[START OF SUPPLIED MATERIAL]

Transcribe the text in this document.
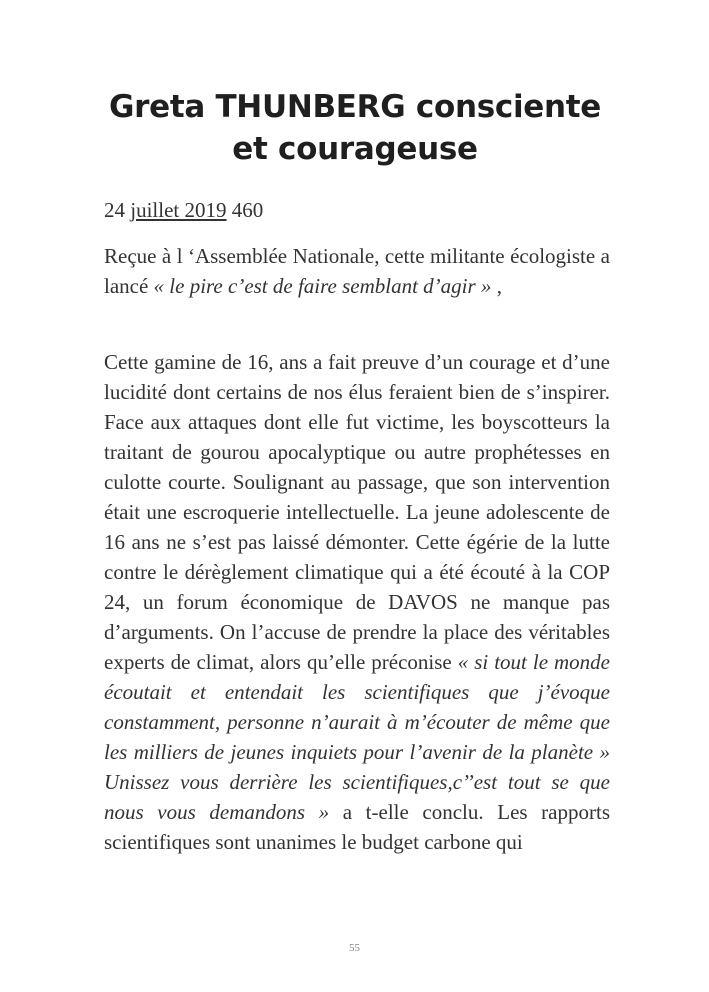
Greta THUNBERG consciente
et courageuse
24 juillet 2019 460

Reçue à l ‘Assemblée Nationale, cette militante écologiste a lancé « le pire c’est de faire semblant d’agir » ,

Cette gamine de 16, ans a fait preuve d’un courage et d’une lucidité dont certains de nos élus feraient bien de s’inspirer. Face aux attaques dont elle fut victime, les boyscotteurs la traitant de gourou apocalyptique ou autre prophétesses en culotte courte. Soulignant au passage, que son intervention était une escroquerie intellectuelle. La jeune adolescente de 16 ans ne s’est pas laissé démonter. Cette égérie de la lutte contre le dérèglement climatique qui a été écouté à la COP 24, un forum économique de DAVOS ne manque pas d’arguments. On l’accuse de prendre la place des véritables experts de climat, alors qu’elle préconise « si tout le monde écoutait et entendait les scientifiques que j’évoque constamment, personne n’aurait à m’écouter de même que les milliers de jeunes inquiets pour l’avenir de la planète » Unissez vous derrière les scientifiques,c’’est tout se que nous vous demandons » a t-elle conclu. Les rapports scientifiques sont unanimes le budget carbone qui

55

[END OF SUPPLIED MATERIAL]

▶ _PROBLEM TO SOLVE_
All preceding records should be duplicated verbatim, images excepted.

▶ _RESPONSE_
Transcribe the text in this document.
Greta THUNBERG consciente
et courageuse
24 juillet 2019 460

Reçue à l ‘Assemblée Nationale, cette militante écologiste a lancé « le pire c’est de faire semblant d’agir » ,

Cette gamine de 16, ans a fait preuve d’un courage et d’une lucidité dont certains de nos élus feraient bien de s’inspirer. Face aux attaques dont elle fut victime, les boyscotteurs la traitant de gourou apocalyptique ou autre prophétesses en culotte courte. Soulignant au passage, que son intervention était une escroquerie intellectuelle. La jeune adolescente de 16 ans ne s’est pas laissé démonter. Cette égérie de la lutte contre le dérèglement climatique qui a été écouté à la COP 24, un forum économique de DAVOS ne manque pas d’arguments. On l’accuse de prendre la place des véritables experts de climat, alors qu’elle préconise « si tout le monde écoutait et entendait les scientifiques que j’évoque constamment, personne n’aurait à m’écouter de même que les milliers de jeunes inquiets pour l’avenir de la planète » Unissez vous derrière les scientifiques,c’’est tout se que nous vous demandons » a t-elle conclu. Les rapports scientifiques sont unanimes le budget carbone qui

55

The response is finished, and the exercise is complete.